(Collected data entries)
————————

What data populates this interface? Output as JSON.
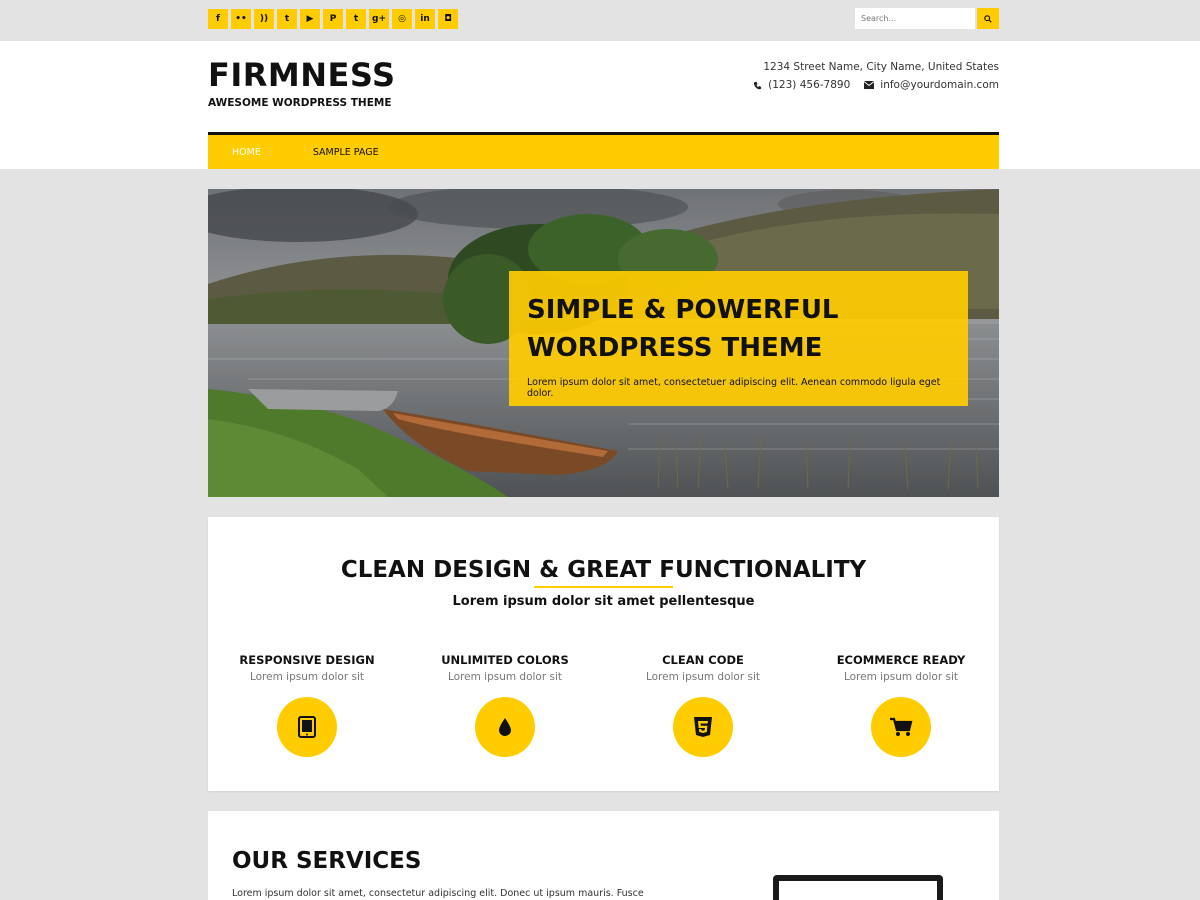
{
  "topbar": {
    "social_icons": [
      {
        "name": "facebook-icon",
        "glyph": "f"
      },
      {
        "name": "flickr-icon",
        "glyph": "••"
      },
      {
        "name": "rss-icon",
        "glyph": "))"
      },
      {
        "name": "twitter-icon",
        "glyph": "t"
      },
      {
        "name": "youtube-icon",
        "glyph": "▶"
      },
      {
        "name": "pinterest-icon",
        "glyph": "P"
      },
      {
        "name": "tumblr-icon",
        "glyph": "t"
      },
      {
        "name": "googleplus-icon",
        "glyph": "g+"
      },
      {
        "name": "dribbble-icon",
        "glyph": "◎"
      },
      {
        "name": "linkedin-icon",
        "glyph": "in"
      },
      {
        "name": "instagram-icon",
        "glyph": "◘"
      }
    ],
    "search_placeholder": "Search..."
  },
  "header": {
    "site_title": "FIRMNESS",
    "tagline": "AWESOME WORDPRESS THEME",
    "address": "1234 Street Name, City Name, United States",
    "phone": "(123) 456-7890",
    "email": "info@yourdomain.com"
  },
  "nav": {
    "items": [
      {
        "label": "HOME",
        "active": true
      },
      {
        "label": "SAMPLE PAGE",
        "active": false
      }
    ]
  },
  "hero": {
    "title_line1": "SIMPLE & POWERFUL",
    "title_line2": "WORDPRESS THEME",
    "text": "Lorem ipsum dolor sit amet, consectetuer adipiscing elit. Aenean commodo ligula eget dolor."
  },
  "features": {
    "title": "CLEAN DESIGN & GREAT FUNCTIONALITY",
    "subtitle": "Lorem ipsum dolor sit amet pellentesque",
    "items": [
      {
        "heading": "RESPONSIVE DESIGN",
        "text": "Lorem ipsum dolor sit",
        "icon": "tablet-icon"
      },
      {
        "heading": "UNLIMITED COLORS",
        "text": "Lorem ipsum dolor sit",
        "icon": "drop-icon"
      },
      {
        "heading": "CLEAN CODE",
        "text": "Lorem ipsum dolor sit",
        "icon": "html5-icon"
      },
      {
        "heading": "ECOMMERCE READY",
        "text": "Lorem ipsum dolor sit",
        "icon": "cart-icon"
      }
    ]
  },
  "services": {
    "title": "OUR SERVICES",
    "text": "Lorem ipsum dolor sit amet, consectetur adipiscing elit. Donec ut ipsum mauris. Fusce"
  },
  "colors": {
    "accent": "#ffcc00",
    "background": "#e3e3e3",
    "text": "#111111"
  }
}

————————

Repeat the material exactly as it reads, without any of its pictures.

__TASK RESPONSE__.
What data populates this interface? Output as JSON.
{
  "topbar": {
    "social_icons": [
      {
        "name": "facebook-icon",
        "glyph": "f"
      },
      {
        "name": "flickr-icon",
        "glyph": "••"
      },
      {
        "name": "rss-icon",
        "glyph": "))"
      },
      {
        "name": "twitter-icon",
        "glyph": "t"
      },
      {
        "name": "youtube-icon",
        "glyph": "▶"
      },
      {
        "name": "pinterest-icon",
        "glyph": "P"
      },
      {
        "name": "tumblr-icon",
        "glyph": "t"
      },
      {
        "name": "googleplus-icon",
        "glyph": "g+"
      },
      {
        "name": "dribbble-icon",
        "glyph": "◎"
      },
      {
        "name": "linkedin-icon",
        "glyph": "in"
      },
      {
        "name": "instagram-icon",
        "glyph": "◘"
      }
    ],
    "search_placeholder": "Search..."
  },
  "header": {
    "site_title": "FIRMNESS",
    "tagline": "AWESOME WORDPRESS THEME",
    "address": "1234 Street Name, City Name, United States",
    "phone": "(123) 456-7890",
    "email": "info@yourdomain.com"
  },
  "nav": {
    "items": [
      {
        "label": "HOME",
        "active": true
      },
      {
        "label": "SAMPLE PAGE",
        "active": false
      }
    ]
  },
  "hero": {
    "title_line1": "SIMPLE & POWERFUL",
    "title_line2": "WORDPRESS THEME",
    "text": "Lorem ipsum dolor sit amet, consectetuer adipiscing elit. Aenean commodo ligula eget dolor."
  },
  "features": {
    "title": "CLEAN DESIGN & GREAT FUNCTIONALITY",
    "subtitle": "Lorem ipsum dolor sit amet pellentesque",
    "items": [
      {
        "heading": "RESPONSIVE DESIGN",
        "text": "Lorem ipsum dolor sit",
        "icon": "tablet-icon"
      },
      {
        "heading": "UNLIMITED COLORS",
        "text": "Lorem ipsum dolor sit",
        "icon": "drop-icon"
      },
      {
        "heading": "CLEAN CODE",
        "text": "Lorem ipsum dolor sit",
        "icon": "html5-icon"
      },
      {
        "heading": "ECOMMERCE READY",
        "text": "Lorem ipsum dolor sit",
        "icon": "cart-icon"
      }
    ]
  },
  "services": {
    "title": "OUR SERVICES",
    "text": "Lorem ipsum dolor sit amet, consectetur adipiscing elit. Donec ut ipsum mauris. Fusce"
  },
  "colors": {
    "accent": "#ffcc00",
    "background": "#e3e3e3",
    "text": "#111111"
  }
}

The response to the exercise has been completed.